PROBLEM REQUIREMENTS => Copy out all the entries exactly.

# # # # # # #

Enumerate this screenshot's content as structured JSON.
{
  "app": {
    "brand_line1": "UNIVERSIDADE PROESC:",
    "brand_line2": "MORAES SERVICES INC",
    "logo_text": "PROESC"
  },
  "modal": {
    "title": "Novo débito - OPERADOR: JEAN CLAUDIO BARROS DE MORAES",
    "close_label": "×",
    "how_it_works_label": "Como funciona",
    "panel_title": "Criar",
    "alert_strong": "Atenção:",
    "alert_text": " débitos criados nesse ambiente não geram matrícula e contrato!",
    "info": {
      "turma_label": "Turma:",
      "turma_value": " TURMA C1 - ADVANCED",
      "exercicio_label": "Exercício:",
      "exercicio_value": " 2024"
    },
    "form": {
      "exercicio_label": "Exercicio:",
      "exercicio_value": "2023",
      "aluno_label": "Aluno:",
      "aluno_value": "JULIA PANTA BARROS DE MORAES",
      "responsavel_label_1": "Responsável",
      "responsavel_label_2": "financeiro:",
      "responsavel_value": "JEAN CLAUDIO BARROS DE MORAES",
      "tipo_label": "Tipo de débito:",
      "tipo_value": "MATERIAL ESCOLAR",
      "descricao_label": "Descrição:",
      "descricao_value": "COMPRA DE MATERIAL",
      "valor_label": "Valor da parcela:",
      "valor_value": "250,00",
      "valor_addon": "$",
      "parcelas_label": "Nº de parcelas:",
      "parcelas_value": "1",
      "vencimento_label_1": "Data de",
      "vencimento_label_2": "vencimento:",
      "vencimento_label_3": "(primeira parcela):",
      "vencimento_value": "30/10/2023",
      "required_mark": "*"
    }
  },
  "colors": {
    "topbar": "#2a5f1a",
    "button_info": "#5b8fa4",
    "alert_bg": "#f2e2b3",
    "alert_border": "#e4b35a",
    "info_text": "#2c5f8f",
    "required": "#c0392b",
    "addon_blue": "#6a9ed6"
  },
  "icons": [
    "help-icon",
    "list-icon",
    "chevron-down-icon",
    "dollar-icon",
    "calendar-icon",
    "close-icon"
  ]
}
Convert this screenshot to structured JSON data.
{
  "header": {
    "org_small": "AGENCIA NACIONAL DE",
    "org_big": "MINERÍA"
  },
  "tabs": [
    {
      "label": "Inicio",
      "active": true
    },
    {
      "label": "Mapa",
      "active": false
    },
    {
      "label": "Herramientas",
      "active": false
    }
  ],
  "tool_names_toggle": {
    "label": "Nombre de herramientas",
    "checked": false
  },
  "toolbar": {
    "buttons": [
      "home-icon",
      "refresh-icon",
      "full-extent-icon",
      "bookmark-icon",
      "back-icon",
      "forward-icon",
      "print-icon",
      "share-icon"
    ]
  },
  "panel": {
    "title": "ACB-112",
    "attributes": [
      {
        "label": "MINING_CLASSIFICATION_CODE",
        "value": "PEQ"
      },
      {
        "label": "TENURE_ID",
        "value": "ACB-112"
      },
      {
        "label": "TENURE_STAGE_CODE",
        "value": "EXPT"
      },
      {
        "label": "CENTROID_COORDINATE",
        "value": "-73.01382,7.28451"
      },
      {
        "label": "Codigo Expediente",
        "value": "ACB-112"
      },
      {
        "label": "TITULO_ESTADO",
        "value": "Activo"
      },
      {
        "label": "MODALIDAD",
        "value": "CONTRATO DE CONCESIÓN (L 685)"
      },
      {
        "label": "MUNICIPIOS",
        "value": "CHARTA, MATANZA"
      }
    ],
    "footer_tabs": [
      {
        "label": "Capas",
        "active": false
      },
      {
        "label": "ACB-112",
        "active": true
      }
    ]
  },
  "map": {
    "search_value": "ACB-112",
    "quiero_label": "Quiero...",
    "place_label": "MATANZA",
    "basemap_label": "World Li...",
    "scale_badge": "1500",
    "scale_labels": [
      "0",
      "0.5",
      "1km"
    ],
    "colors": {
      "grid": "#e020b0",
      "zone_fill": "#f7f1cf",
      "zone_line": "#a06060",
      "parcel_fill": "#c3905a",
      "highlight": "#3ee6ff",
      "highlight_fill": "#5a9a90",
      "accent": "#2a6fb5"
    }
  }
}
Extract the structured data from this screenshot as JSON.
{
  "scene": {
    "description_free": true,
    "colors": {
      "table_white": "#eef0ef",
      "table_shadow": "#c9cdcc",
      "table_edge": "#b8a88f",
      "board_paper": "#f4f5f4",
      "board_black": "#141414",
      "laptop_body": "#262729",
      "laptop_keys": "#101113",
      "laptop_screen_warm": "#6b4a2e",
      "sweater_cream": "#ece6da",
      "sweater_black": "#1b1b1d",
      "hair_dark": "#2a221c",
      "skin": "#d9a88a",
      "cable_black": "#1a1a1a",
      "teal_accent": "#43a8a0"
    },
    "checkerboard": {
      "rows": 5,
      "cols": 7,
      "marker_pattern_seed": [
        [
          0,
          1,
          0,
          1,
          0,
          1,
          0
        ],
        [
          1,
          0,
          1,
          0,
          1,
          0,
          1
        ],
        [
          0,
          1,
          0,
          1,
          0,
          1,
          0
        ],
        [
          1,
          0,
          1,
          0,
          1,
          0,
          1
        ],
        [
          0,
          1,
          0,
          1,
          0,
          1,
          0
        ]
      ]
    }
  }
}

# # # # # # #

TASK RESPONSE =>
Enumerate this screenshot's content as structured JSON.
{
  "app": {
    "brand_line1": "UNIVERSIDADE PROESC:",
    "brand_line2": "MORAES SERVICES INC",
    "logo_text": "PROESC"
  },
  "modal": {
    "title": "Novo débito - OPERADOR: JEAN CLAUDIO BARROS DE MORAES",
    "close_label": "×",
    "how_it_works_label": "Como funciona",
    "panel_title": "Criar",
    "alert_strong": "Atenção:",
    "alert_text": " débitos criados nesse ambiente não geram matrícula e contrato!",
    "info": {
      "turma_label": "Turma:",
      "turma_value": " TURMA C1 - ADVANCED",
      "exercicio_label": "Exercício:",
      "exercicio_value": " 2024"
    },
    "form": {
      "exercicio_label": "Exercicio:",
      "exercicio_value": "2023",
      "aluno_label": "Aluno:",
      "aluno_value": "JULIA PANTA BARROS DE MORAES",
      "responsavel_label_1": "Responsável",
      "responsavel_label_2": "financeiro:",
      "responsavel_value": "JEAN CLAUDIO BARROS DE MORAES",
      "tipo_label": "Tipo de débito:",
      "tipo_value": "MATERIAL ESCOLAR",
      "descricao_label": "Descrição:",
      "descricao_value": "COMPRA DE MATERIAL",
      "valor_label": "Valor da parcela:",
      "valor_value": "250,00",
      "valor_addon": "$",
      "parcelas_label": "Nº de parcelas:",
      "parcelas_value": "1",
      "vencimento_label_1": "Data de",
      "vencimento_label_2": "vencimento:",
      "vencimento_label_3": "(primeira parcela):",
      "vencimento_value": "30/10/2023",
      "required_mark": "*"
    }
  },
  "colors": {
    "topbar": "#2a5f1a",
    "button_info": "#5b8fa4",
    "alert_bg": "#f2e2b3",
    "alert_border": "#e4b35a",
    "info_text": "#2c5f8f",
    "required": "#c0392b",
    "addon_blue": "#6a9ed6"
  },
  "icons": [
    "help-icon",
    "list-icon",
    "chevron-down-icon",
    "dollar-icon",
    "calendar-icon",
    "close-icon"
  ]
}
Convert this screenshot to structured JSON data.
{
  "header": {
    "org_small": "AGENCIA NACIONAL DE",
    "org_big": "MINERÍA"
  },
  "tabs": [
    {
      "label": "Inicio",
      "active": true
    },
    {
      "label": "Mapa",
      "active": false
    },
    {
      "label": "Herramientas",
      "active": false
    }
  ],
  "tool_names_toggle": {
    "label": "Nombre de herramientas",
    "checked": false
  },
  "toolbar": {
    "buttons": [
      "home-icon",
      "refresh-icon",
      "full-extent-icon",
      "bookmark-icon",
      "back-icon",
      "forward-icon",
      "print-icon",
      "share-icon"
    ]
  },
  "panel": {
    "title": "ACB-112",
    "attributes": [
      {
        "label": "MINING_CLASSIFICATION_CODE",
        "value": "PEQ"
      },
      {
        "label": "TENURE_ID",
        "value": "ACB-112"
      },
      {
        "label": "TENURE_STAGE_CODE",
        "value": "EXPT"
      },
      {
        "label": "CENTROID_COORDINATE",
        "value": "-73.01382,7.28451"
      },
      {
        "label": "Codigo Expediente",
        "value": "ACB-112"
      },
      {
        "label": "TITULO_ESTADO",
        "value": "Activo"
      },
      {
        "label": "MODALIDAD",
        "value": "CONTRATO DE CONCESIÓN (L 685)"
      },
      {
        "label": "MUNICIPIOS",
        "value": "CHARTA, MATANZA"
      }
    ],
    "footer_tabs": [
      {
        "label": "Capas",
        "active": false
      },
      {
        "label": "ACB-112",
        "active": true
      }
    ]
  },
  "map": {
    "search_value": "ACB-112",
    "quiero_label": "Quiero...",
    "place_label": "MATANZA",
    "basemap_label": "World Li...",
    "scale_badge": "1500",
    "scale_labels": [
      "0",
      "0.5",
      "1km"
    ],
    "colors": {
      "grid": "#e020b0",
      "zone_fill": "#f7f1cf",
      "zone_line": "#a06060",
      "parcel_fill": "#c3905a",
      "highlight": "#3ee6ff",
      "highlight_fill": "#5a9a90",
      "accent": "#2a6fb5"
    }
  }
}
Extract the structured data from this screenshot as JSON.
{
  "scene": {
    "description_free": true,
    "colors": {
      "table_white": "#eef0ef",
      "table_shadow": "#c9cdcc",
      "table_edge": "#b8a88f",
      "board_paper": "#f4f5f4",
      "board_black": "#141414",
      "laptop_body": "#262729",
      "laptop_keys": "#101113",
      "laptop_screen_warm": "#6b4a2e",
      "sweater_cream": "#ece6da",
      "sweater_black": "#1b1b1d",
      "hair_dark": "#2a221c",
      "skin": "#d9a88a",
      "cable_black": "#1a1a1a",
      "teal_accent": "#43a8a0"
    },
    "checkerboard": {
      "rows": 5,
      "cols": 7,
      "marker_pattern_seed": [
        [
          0,
          1,
          0,
          1,
          0,
          1,
          0
        ],
        [
          1,
          0,
          1,
          0,
          1,
          0,
          1
        ],
        [
          0,
          1,
          0,
          1,
          0,
          1,
          0
        ],
        [
          1,
          0,
          1,
          0,
          1,
          0,
          1
        ],
        [
          0,
          1,
          0,
          1,
          0,
          1,
          0
        ]
      ]
    }
  }
}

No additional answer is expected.